____ SUPPLIED RECORDS

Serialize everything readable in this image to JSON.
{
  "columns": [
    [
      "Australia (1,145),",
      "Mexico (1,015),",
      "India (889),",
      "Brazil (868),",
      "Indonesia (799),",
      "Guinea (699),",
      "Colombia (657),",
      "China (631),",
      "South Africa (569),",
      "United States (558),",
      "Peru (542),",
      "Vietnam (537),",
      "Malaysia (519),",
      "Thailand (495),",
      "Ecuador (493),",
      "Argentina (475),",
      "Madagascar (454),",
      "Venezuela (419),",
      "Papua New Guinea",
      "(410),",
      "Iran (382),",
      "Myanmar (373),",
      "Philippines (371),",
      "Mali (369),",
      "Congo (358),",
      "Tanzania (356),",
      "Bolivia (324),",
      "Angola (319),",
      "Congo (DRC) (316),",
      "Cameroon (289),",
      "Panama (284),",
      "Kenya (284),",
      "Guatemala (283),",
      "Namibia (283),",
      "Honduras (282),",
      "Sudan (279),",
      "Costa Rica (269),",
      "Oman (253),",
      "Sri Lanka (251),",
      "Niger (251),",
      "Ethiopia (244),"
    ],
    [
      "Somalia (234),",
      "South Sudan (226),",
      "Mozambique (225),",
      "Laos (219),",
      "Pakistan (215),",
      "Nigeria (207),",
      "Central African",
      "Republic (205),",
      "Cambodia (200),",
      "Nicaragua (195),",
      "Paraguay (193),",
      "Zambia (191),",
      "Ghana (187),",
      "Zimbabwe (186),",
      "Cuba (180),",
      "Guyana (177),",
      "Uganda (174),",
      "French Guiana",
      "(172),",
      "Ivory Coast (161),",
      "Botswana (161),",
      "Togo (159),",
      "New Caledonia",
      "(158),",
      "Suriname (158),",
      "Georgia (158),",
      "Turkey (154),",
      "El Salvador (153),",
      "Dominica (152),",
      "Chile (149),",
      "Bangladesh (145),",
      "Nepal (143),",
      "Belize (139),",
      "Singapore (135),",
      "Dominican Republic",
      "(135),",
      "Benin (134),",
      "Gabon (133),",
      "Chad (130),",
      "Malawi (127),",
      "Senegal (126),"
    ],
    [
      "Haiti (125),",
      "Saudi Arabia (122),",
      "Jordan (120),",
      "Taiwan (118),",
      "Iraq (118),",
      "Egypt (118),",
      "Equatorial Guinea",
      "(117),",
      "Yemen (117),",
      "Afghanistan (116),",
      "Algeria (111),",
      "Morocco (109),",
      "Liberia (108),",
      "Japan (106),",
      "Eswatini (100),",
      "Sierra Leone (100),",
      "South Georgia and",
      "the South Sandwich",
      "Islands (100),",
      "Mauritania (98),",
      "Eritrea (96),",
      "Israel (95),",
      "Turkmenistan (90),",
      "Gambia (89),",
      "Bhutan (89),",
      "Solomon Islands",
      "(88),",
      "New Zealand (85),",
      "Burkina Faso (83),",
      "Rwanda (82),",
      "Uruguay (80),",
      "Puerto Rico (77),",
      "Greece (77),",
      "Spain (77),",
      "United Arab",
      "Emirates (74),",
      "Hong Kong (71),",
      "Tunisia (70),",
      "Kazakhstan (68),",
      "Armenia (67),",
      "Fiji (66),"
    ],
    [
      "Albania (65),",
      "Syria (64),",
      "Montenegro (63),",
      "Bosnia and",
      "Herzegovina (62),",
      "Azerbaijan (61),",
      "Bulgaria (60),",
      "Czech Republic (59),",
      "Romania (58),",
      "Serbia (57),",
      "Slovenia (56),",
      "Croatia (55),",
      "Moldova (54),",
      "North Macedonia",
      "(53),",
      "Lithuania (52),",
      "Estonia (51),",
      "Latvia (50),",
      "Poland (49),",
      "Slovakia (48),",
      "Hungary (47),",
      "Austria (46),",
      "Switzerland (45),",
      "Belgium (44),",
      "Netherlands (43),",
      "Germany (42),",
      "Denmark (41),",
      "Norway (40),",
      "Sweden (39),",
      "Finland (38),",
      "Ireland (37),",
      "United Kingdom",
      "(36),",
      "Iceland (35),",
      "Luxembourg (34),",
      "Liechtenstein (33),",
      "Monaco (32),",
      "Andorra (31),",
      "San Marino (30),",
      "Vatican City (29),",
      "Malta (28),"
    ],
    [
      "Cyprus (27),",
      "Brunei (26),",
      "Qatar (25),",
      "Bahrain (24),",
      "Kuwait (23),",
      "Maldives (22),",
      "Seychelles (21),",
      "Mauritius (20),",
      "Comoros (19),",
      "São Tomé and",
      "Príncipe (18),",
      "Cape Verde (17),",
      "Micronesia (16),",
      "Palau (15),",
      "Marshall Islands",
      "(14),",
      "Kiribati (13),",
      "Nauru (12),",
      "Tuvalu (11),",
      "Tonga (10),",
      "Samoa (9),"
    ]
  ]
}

________

→ **TASK OBJECTIVE**
Give back all the records exactly as they stand.

→ **EXERCISE OUTPUT**
Serialize everything readable in this image to JSON.
{
  "columns": [
    [
      "Australia (1,145),",
      "Mexico (1,015),",
      "India (889),",
      "Brazil (868),",
      "Indonesia (799),",
      "Guinea (699),",
      "Colombia (657),",
      "China (631),",
      "South Africa (569),",
      "United States (558),",
      "Peru (542),",
      "Vietnam (537),",
      "Malaysia (519),",
      "Thailand (495),",
      "Ecuador (493),",
      "Argentina (475),",
      "Madagascar (454),",
      "Venezuela (419),",
      "Papua New Guinea",
      "(410),",
      "Iran (382),",
      "Myanmar (373),",
      "Philippines (371),",
      "Mali (369),",
      "Congo (358),",
      "Tanzania (356),",
      "Bolivia (324),",
      "Angola (319),",
      "Congo (DRC) (316),",
      "Cameroon (289),",
      "Panama (284),",
      "Kenya (284),",
      "Guatemala (283),",
      "Namibia (283),",
      "Honduras (282),",
      "Sudan (279),",
      "Costa Rica (269),",
      "Oman (253),",
      "Sri Lanka (251),",
      "Niger (251),",
      "Ethiopia (244),"
    ],
    [
      "Somalia (234),",
      "South Sudan (226),",
      "Mozambique (225),",
      "Laos (219),",
      "Pakistan (215),",
      "Nigeria (207),",
      "Central African",
      "Republic (205),",
      "Cambodia (200),",
      "Nicaragua (195),",
      "Paraguay (193),",
      "Zambia (191),",
      "Ghana (187),",
      "Zimbabwe (186),",
      "Cuba (180),",
      "Guyana (177),",
      "Uganda (174),",
      "French Guiana",
      "(172),",
      "Ivory Coast (161),",
      "Botswana (161),",
      "Togo (159),",
      "New Caledonia",
      "(158),",
      "Suriname (158),",
      "Georgia (158),",
      "Turkey (154),",
      "El Salvador (153),",
      "Dominica (152),",
      "Chile (149),",
      "Bangladesh (145),",
      "Nepal (143),",
      "Belize (139),",
      "Singapore (135),",
      "Dominican Republic",
      "(135),",
      "Benin (134),",
      "Gabon (133),",
      "Chad (130),",
      "Malawi (127),",
      "Senegal (126),"
    ],
    [
      "Haiti (125),",
      "Saudi Arabia (122),",
      "Jordan (120),",
      "Taiwan (118),",
      "Iraq (118),",
      "Egypt (118),",
      "Equatorial Guinea",
      "(117),",
      "Yemen (117),",
      "Afghanistan (116),",
      "Algeria (111),",
      "Morocco (109),",
      "Liberia (108),",
      "Japan (106),",
      "Eswatini (100),",
      "Sierra Leone (100),",
      "South Georgia and",
      "the South Sandwich",
      "Islands (100),",
      "Mauritania (98),",
      "Eritrea (96),",
      "Israel (95),",
      "Turkmenistan (90),",
      "Gambia (89),",
      "Bhutan (89),",
      "Solomon Islands",
      "(88),",
      "New Zealand (85),",
      "Burkina Faso (83),",
      "Rwanda (82),",
      "Uruguay (80),",
      "Puerto Rico (77),",
      "Greece (77),",
      "Spain (77),",
      "United Arab",
      "Emirates (74),",
      "Hong Kong (71),",
      "Tunisia (70),",
      "Kazakhstan (68),",
      "Armenia (67),",
      "Fiji (66),"
    ],
    [
      "Albania (65),",
      "Syria (64),",
      "Montenegro (63),",
      "Bosnia and",
      "Herzegovina (62),",
      "Azerbaijan (61),",
      "Bulgaria (60),",
      "Czech Republic (59),",
      "Romania (58),",
      "Serbia (57),",
      "Slovenia (56),",
      "Croatia (55),",
      "Moldova (54),",
      "North Macedonia",
      "(53),",
      "Lithuania (52),",
      "Estonia (51),",
      "Latvia (50),",
      "Poland (49),",
      "Slovakia (48),",
      "Hungary (47),",
      "Austria (46),",
      "Switzerland (45),",
      "Belgium (44),",
      "Netherlands (43),",
      "Germany (42),",
      "Denmark (41),",
      "Norway (40),",
      "Sweden (39),",
      "Finland (38),",
      "Ireland (37),",
      "United Kingdom",
      "(36),",
      "Iceland (35),",
      "Luxembourg (34),",
      "Liechtenstein (33),",
      "Monaco (32),",
      "Andorra (31),",
      "San Marino (30),",
      "Vatican City (29),",
      "Malta (28),"
    ],
    [
      "Cyprus (27),",
      "Brunei (26),",
      "Qatar (25),",
      "Bahrain (24),",
      "Kuwait (23),",
      "Maldives (22),",
      "Seychelles (21),",
      "Mauritius (20),",
      "Comoros (19),",
      "São Tomé and",
      "Príncipe (18),",
      "Cape Verde (17),",
      "Micronesia (16),",
      "Palau (15),",
      "Marshall Islands",
      "(14),",
      "Kiribati (13),",
      "Nauru (12),",
      "Tuvalu (11),",
      "Tonga (10),",
      "Samoa (9),"
    ]
  ]
}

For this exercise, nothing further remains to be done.